═════ Stored records

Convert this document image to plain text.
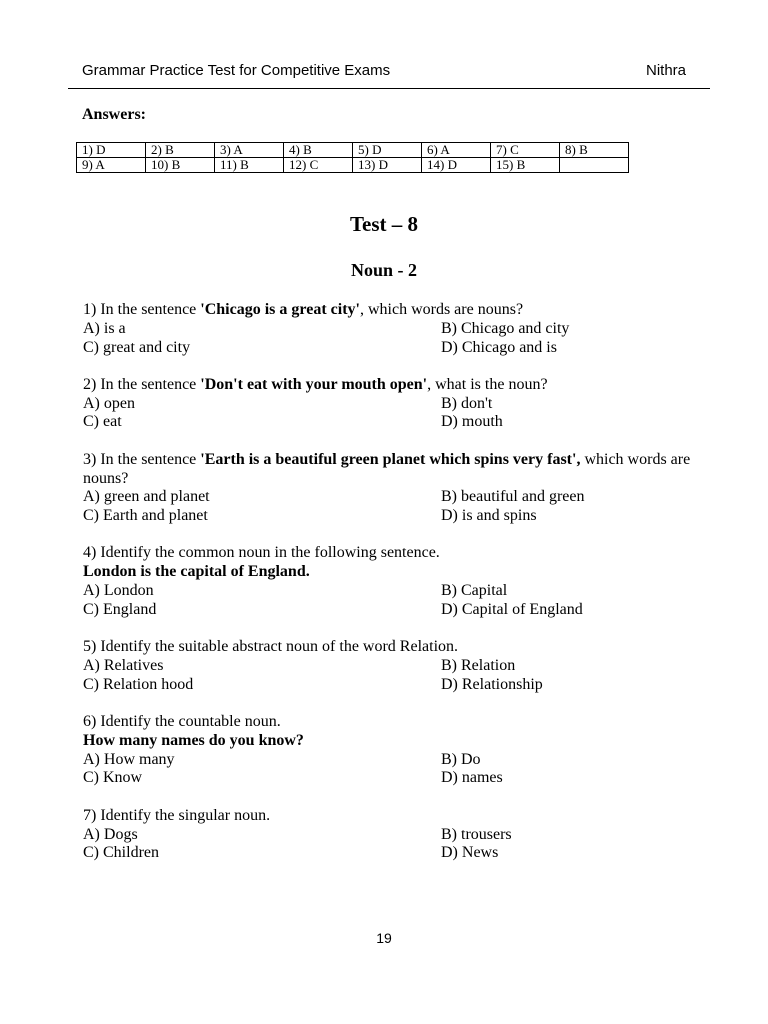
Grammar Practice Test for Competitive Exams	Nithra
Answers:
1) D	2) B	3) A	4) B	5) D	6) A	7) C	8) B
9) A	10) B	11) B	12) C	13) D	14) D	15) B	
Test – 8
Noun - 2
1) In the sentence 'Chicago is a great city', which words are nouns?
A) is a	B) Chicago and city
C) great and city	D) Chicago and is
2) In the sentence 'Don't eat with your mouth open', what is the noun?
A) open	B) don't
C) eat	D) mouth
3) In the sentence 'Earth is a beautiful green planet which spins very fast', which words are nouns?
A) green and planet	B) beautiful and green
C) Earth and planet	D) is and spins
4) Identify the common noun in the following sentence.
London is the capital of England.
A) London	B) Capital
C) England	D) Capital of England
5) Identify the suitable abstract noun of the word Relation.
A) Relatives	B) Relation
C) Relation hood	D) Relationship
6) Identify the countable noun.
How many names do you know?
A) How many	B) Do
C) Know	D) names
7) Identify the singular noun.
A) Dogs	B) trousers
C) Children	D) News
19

══════════
═════ Stored records

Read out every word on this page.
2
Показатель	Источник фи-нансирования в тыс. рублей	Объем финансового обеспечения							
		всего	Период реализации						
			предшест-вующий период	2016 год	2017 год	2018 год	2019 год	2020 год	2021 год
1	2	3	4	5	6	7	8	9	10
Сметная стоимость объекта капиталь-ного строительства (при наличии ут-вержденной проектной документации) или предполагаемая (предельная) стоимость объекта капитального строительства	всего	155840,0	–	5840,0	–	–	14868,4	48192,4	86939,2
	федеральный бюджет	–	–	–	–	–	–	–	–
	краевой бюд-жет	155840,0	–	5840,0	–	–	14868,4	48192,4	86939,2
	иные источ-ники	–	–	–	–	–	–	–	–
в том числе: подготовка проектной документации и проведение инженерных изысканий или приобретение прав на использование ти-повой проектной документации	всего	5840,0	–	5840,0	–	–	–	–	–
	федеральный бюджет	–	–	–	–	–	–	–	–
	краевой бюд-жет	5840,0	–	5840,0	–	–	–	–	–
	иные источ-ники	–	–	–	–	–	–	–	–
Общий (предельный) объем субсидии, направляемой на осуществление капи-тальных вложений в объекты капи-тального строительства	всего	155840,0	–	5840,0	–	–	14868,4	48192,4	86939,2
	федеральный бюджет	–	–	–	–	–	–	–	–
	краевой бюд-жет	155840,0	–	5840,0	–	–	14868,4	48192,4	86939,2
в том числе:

══════════
═════ Stored records

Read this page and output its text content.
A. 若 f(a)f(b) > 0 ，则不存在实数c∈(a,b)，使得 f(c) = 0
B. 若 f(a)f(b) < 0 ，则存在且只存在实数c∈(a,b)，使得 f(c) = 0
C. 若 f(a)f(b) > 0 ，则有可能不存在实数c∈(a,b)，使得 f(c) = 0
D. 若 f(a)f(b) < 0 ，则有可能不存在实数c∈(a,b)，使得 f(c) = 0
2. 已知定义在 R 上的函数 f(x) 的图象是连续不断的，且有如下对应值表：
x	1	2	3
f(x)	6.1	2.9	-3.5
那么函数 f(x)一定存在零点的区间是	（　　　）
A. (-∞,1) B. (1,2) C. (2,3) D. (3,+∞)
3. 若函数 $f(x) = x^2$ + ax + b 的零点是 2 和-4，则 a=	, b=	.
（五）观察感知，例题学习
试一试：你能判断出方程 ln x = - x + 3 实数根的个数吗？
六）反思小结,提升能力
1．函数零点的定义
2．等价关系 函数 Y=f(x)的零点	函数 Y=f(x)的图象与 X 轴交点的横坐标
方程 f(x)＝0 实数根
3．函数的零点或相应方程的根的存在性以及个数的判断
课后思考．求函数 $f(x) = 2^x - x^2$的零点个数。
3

══════════

Set task: Count how many lines above carry the word "planet". Only the number is required.

Written answer: 3